[begin ROWS]

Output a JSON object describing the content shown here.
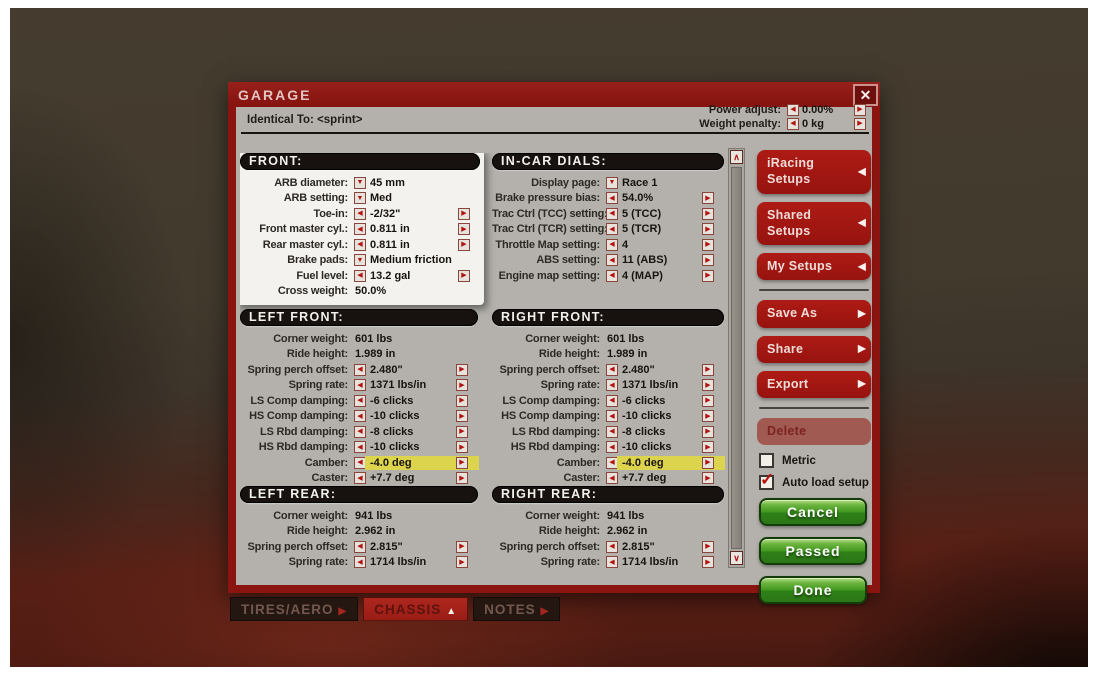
{
  "window": {
    "title": "GARAGE"
  },
  "icons": {
    "close": "✕",
    "arrow_left": "◀",
    "arrow_right": "▶",
    "arrow_down": "▼",
    "arrow_up": "▲",
    "check": "✓",
    "scroll_up": "∧",
    "scroll_down": "∨"
  },
  "colors": {
    "frame_red": "#8a1410",
    "body_gray": "#b4b1ac",
    "highlight_yellow": "#ddd44e",
    "button_green": "#42981f",
    "sidebar_red": "#a21511"
  },
  "header": {
    "identical_to": "Identical To: <sprint>",
    "power_adjust": {
      "label": "Power adjust:",
      "value": "0.00%"
    },
    "weight_penalty": {
      "label": "Weight penalty:",
      "value": "0 kg"
    }
  },
  "sections": {
    "front": {
      "title": "FRONT:",
      "highlighted": true,
      "rows": [
        {
          "label": "ARB diameter:",
          "type": "dropdown",
          "value": "45 mm"
        },
        {
          "label": "ARB setting:",
          "type": "dropdown",
          "value": "Med"
        },
        {
          "label": "Toe-in:",
          "type": "stepper",
          "value": "-2/32\""
        },
        {
          "label": "Front master cyl.:",
          "type": "stepper",
          "value": "0.811 in"
        },
        {
          "label": "Rear master cyl.:",
          "type": "stepper",
          "value": "0.811 in"
        },
        {
          "label": "Brake pads:",
          "type": "dropdown",
          "value": "Medium friction"
        },
        {
          "label": "Fuel level:",
          "type": "stepper",
          "value": "13.2 gal"
        },
        {
          "label": "Cross weight:",
          "type": "static",
          "value": "50.0%"
        }
      ]
    },
    "in_car_dials": {
      "title": "IN-CAR DIALS:",
      "rows": [
        {
          "label": "Display page:",
          "type": "dropdown",
          "value": "Race 1"
        },
        {
          "label": "Brake pressure bias:",
          "type": "stepper",
          "value": "54.0%"
        },
        {
          "label": "Trac Ctrl (TCC) setting:",
          "type": "stepper",
          "value": "5 (TCC)"
        },
        {
          "label": "Trac Ctrl (TCR) setting:",
          "type": "stepper",
          "value": "5 (TCR)"
        },
        {
          "label": "Throttle Map setting:",
          "type": "stepper",
          "value": "4"
        },
        {
          "label": "ABS setting:",
          "type": "stepper",
          "value": "11 (ABS)"
        },
        {
          "label": "Engine map setting:",
          "type": "stepper",
          "value": "4 (MAP)"
        }
      ]
    },
    "left_front": {
      "title": "LEFT FRONT:",
      "rows": [
        {
          "label": "Corner weight:",
          "type": "static",
          "value": "601 lbs"
        },
        {
          "label": "Ride height:",
          "type": "static",
          "value": "1.989 in"
        },
        {
          "label": "Spring perch offset:",
          "type": "stepper",
          "value": "2.480\""
        },
        {
          "label": "Spring rate:",
          "type": "stepper",
          "value": "1371 lbs/in"
        },
        {
          "label": "LS Comp damping:",
          "type": "stepper",
          "value": "-6 clicks"
        },
        {
          "label": "HS Comp damping:",
          "type": "stepper",
          "value": "-10 clicks"
        },
        {
          "label": "LS Rbd damping:",
          "type": "stepper",
          "value": "-8 clicks"
        },
        {
          "label": "HS Rbd damping:",
          "type": "stepper",
          "value": "-10 clicks"
        },
        {
          "label": "Camber:",
          "type": "stepper",
          "value": "-4.0 deg",
          "highlight": true
        },
        {
          "label": "Caster:",
          "type": "stepper",
          "value": "+7.7 deg"
        }
      ]
    },
    "right_front": {
      "title": "RIGHT FRONT:",
      "rows": [
        {
          "label": "Corner weight:",
          "type": "static",
          "value": "601 lbs"
        },
        {
          "label": "Ride height:",
          "type": "static",
          "value": "1.989 in"
        },
        {
          "label": "Spring perch offset:",
          "type": "stepper",
          "value": "2.480\""
        },
        {
          "label": "Spring rate:",
          "type": "stepper",
          "value": "1371 lbs/in"
        },
        {
          "label": "LS Comp damping:",
          "type": "stepper",
          "value": "-6 clicks"
        },
        {
          "label": "HS Comp damping:",
          "type": "stepper",
          "value": "-10 clicks"
        },
        {
          "label": "LS Rbd damping:",
          "type": "stepper",
          "value": "-8 clicks"
        },
        {
          "label": "HS Rbd damping:",
          "type": "stepper",
          "value": "-10 clicks"
        },
        {
          "label": "Camber:",
          "type": "stepper",
          "value": "-4.0 deg",
          "highlight": true
        },
        {
          "label": "Caster:",
          "type": "stepper",
          "value": "+7.7 deg"
        }
      ]
    },
    "left_rear": {
      "title": "LEFT REAR:",
      "rows": [
        {
          "label": "Corner weight:",
          "type": "static",
          "value": "941 lbs"
        },
        {
          "label": "Ride height:",
          "type": "static",
          "value": "2.962 in"
        },
        {
          "label": "Spring perch offset:",
          "type": "stepper",
          "value": "2.815\""
        },
        {
          "label": "Spring rate:",
          "type": "stepper",
          "value": "1714 lbs/in"
        }
      ]
    },
    "right_rear": {
      "title": "RIGHT REAR:",
      "rows": [
        {
          "label": "Corner weight:",
          "type": "static",
          "value": "941 lbs"
        },
        {
          "label": "Ride height:",
          "type": "static",
          "value": "2.962 in"
        },
        {
          "label": "Spring perch offset:",
          "type": "stepper",
          "value": "2.815\""
        },
        {
          "label": "Spring rate:",
          "type": "stepper",
          "value": "1714 lbs/in"
        }
      ]
    }
  },
  "sidebar": {
    "nav": [
      {
        "label": "iRacing Setups",
        "arrow": "left"
      },
      {
        "label": "Shared Setups",
        "arrow": "left"
      },
      {
        "label": "My Setups",
        "arrow": "left"
      },
      {
        "divider": true
      },
      {
        "label": "Save As",
        "arrow": "right"
      },
      {
        "label": "Share",
        "arrow": "right"
      },
      {
        "label": "Export",
        "arrow": "right"
      },
      {
        "divider": true
      },
      {
        "label": "Delete",
        "disabled": true
      }
    ],
    "checkboxes": [
      {
        "label": "Metric",
        "checked": false
      },
      {
        "label": "Auto load setup",
        "checked": true
      }
    ],
    "actions": [
      {
        "label": "Cancel"
      },
      {
        "label": "Passed"
      },
      {
        "label": "Done"
      }
    ]
  },
  "tabs": [
    {
      "label": "TIRES/AERO",
      "arrow": "right",
      "active": false
    },
    {
      "label": "CHASSIS",
      "arrow": "up",
      "active": true
    },
    {
      "label": "NOTES",
      "arrow": "right",
      "active": false
    }
  ]
}
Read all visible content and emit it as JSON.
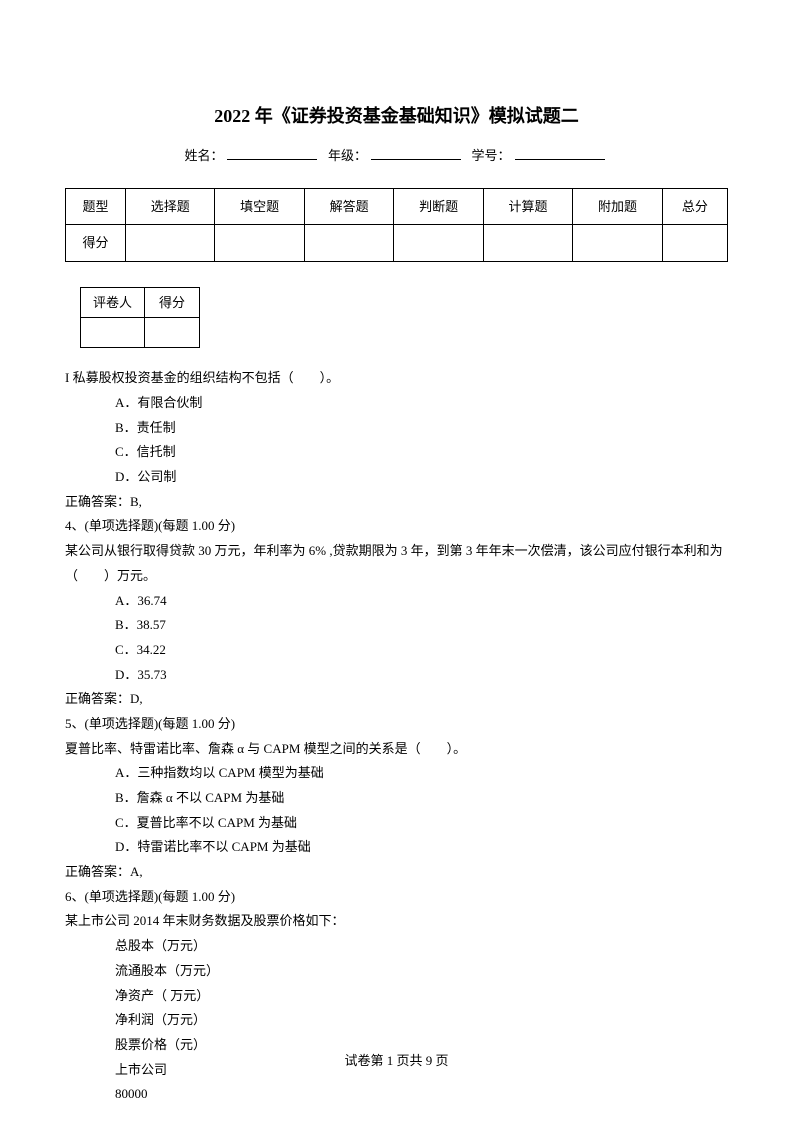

[end ROWS]

◆ **GOAL OF THE EXERCISE**
Each line holding "master" must be found and copied.

◆ **TASK RESPONSE**
          "label": "Front master cyl.:",
          "label": "Rear master cyl.:",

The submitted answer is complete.